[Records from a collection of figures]
****

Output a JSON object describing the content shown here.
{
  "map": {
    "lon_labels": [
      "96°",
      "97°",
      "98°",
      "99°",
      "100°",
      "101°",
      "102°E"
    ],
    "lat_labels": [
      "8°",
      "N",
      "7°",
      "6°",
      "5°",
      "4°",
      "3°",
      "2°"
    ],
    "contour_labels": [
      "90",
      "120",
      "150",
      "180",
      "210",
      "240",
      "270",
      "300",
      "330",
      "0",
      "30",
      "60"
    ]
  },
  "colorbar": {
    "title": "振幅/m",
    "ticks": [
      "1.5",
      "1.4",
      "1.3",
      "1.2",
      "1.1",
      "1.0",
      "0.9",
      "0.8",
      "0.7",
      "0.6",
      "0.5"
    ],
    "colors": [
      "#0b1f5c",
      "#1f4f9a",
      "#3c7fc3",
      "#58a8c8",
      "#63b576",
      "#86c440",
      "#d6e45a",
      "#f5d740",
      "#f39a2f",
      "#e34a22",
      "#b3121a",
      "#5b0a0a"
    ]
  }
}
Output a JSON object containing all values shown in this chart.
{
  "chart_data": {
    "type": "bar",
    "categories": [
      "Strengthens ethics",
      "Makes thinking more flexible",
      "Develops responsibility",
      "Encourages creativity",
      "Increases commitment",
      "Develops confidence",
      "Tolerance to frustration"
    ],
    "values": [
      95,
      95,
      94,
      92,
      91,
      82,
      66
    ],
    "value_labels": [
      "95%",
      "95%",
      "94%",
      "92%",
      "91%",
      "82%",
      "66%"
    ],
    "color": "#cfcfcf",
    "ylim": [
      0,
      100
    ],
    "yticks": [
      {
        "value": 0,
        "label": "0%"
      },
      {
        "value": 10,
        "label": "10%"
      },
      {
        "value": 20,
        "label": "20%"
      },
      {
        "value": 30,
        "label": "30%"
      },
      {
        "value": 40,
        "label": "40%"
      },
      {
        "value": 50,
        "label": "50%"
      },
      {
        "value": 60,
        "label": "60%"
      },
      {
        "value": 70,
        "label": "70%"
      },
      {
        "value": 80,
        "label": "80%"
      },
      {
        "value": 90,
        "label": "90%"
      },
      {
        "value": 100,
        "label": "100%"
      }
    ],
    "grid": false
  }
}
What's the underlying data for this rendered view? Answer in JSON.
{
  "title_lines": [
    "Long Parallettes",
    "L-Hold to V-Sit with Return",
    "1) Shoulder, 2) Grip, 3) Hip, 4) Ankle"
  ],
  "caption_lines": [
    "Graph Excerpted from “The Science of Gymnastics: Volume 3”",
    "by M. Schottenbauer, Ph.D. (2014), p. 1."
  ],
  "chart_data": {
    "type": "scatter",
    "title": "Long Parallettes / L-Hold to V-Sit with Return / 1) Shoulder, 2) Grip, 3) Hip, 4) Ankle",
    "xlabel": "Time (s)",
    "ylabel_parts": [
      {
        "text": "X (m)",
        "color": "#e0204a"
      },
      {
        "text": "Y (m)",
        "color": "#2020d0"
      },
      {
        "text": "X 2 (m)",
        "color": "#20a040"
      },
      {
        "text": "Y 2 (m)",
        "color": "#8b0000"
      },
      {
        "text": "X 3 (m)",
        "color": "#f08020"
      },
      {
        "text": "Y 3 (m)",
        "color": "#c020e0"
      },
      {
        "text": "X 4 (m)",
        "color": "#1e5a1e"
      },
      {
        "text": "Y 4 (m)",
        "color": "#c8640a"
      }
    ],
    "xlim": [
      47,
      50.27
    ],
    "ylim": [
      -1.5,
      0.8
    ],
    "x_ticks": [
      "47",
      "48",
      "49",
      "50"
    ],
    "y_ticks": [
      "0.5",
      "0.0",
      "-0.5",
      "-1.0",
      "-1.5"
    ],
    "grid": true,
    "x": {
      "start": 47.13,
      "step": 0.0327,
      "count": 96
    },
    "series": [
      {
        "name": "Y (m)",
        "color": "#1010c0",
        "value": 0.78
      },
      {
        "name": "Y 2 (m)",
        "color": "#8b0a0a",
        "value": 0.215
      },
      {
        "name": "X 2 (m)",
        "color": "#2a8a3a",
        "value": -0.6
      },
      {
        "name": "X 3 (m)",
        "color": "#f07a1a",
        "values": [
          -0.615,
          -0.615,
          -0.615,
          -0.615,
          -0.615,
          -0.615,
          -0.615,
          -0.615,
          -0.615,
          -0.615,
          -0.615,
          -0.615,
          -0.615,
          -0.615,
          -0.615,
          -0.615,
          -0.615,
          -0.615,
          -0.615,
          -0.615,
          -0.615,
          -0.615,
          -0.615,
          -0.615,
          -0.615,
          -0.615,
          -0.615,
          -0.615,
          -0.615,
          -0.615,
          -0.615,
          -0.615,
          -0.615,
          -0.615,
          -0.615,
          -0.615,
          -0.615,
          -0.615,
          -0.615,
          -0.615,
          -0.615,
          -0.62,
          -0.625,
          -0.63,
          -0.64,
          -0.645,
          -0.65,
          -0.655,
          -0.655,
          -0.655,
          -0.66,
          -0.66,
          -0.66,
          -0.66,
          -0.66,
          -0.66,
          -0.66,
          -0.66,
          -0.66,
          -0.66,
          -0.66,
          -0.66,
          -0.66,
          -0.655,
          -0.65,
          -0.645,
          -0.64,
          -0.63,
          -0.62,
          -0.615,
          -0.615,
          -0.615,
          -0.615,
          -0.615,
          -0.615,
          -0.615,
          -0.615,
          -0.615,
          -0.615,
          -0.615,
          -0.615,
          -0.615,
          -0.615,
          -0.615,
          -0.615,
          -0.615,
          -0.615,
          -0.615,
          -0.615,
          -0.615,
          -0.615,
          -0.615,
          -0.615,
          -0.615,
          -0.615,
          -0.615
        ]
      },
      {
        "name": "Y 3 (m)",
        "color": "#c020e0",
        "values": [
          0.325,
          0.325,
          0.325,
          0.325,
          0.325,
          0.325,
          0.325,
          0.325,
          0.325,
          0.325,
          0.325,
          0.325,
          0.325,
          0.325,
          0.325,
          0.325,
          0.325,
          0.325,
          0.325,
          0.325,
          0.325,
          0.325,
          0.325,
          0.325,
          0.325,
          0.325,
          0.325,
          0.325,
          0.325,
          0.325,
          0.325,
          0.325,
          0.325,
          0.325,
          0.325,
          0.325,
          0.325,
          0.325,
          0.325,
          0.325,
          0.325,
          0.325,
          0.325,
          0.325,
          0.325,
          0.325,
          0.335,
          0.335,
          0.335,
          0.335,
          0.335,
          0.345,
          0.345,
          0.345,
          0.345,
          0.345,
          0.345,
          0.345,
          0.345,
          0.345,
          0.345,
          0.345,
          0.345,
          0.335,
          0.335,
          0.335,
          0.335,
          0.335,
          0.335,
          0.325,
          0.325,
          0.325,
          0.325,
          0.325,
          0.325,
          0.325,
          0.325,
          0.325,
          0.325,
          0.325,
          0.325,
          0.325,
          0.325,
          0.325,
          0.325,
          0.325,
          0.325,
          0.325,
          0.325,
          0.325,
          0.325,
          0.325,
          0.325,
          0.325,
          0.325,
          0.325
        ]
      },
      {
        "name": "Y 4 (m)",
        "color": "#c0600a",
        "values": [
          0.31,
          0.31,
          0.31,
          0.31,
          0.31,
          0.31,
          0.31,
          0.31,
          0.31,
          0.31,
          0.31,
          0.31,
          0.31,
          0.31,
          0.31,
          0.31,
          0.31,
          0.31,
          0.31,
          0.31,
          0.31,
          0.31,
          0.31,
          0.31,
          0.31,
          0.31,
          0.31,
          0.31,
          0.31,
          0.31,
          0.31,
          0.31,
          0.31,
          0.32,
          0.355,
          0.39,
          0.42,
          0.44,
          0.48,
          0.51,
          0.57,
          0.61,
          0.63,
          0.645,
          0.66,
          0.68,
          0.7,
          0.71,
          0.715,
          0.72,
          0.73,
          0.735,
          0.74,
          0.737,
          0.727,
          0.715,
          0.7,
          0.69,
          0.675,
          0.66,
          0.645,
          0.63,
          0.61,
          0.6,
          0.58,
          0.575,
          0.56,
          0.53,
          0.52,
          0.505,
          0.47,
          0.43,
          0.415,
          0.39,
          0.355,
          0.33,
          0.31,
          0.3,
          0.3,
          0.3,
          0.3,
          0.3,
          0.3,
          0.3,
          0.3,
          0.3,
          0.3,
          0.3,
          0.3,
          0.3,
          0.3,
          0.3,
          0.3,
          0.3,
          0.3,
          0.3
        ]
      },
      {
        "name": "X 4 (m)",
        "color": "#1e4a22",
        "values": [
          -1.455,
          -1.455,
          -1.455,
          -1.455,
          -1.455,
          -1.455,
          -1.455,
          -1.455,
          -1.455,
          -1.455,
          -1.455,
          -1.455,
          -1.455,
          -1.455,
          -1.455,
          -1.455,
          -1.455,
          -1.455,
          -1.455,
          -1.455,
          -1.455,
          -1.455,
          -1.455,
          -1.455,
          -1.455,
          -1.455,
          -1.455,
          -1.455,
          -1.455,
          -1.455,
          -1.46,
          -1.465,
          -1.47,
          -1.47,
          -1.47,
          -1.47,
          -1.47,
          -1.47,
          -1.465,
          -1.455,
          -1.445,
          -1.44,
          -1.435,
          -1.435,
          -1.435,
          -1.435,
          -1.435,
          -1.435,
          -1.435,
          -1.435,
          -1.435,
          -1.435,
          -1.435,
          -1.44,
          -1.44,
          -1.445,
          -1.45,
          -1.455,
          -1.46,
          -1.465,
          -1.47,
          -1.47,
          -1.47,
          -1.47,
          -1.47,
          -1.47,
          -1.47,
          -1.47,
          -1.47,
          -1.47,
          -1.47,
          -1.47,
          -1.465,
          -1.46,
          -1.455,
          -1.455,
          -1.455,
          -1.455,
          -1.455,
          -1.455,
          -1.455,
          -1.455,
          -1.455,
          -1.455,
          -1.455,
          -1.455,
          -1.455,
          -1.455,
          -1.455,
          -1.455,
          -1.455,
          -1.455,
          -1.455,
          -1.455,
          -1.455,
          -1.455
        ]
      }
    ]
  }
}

****

Go through the material above and count the lines that contain "Develops"; answer with the number alone.

● **Final result**
2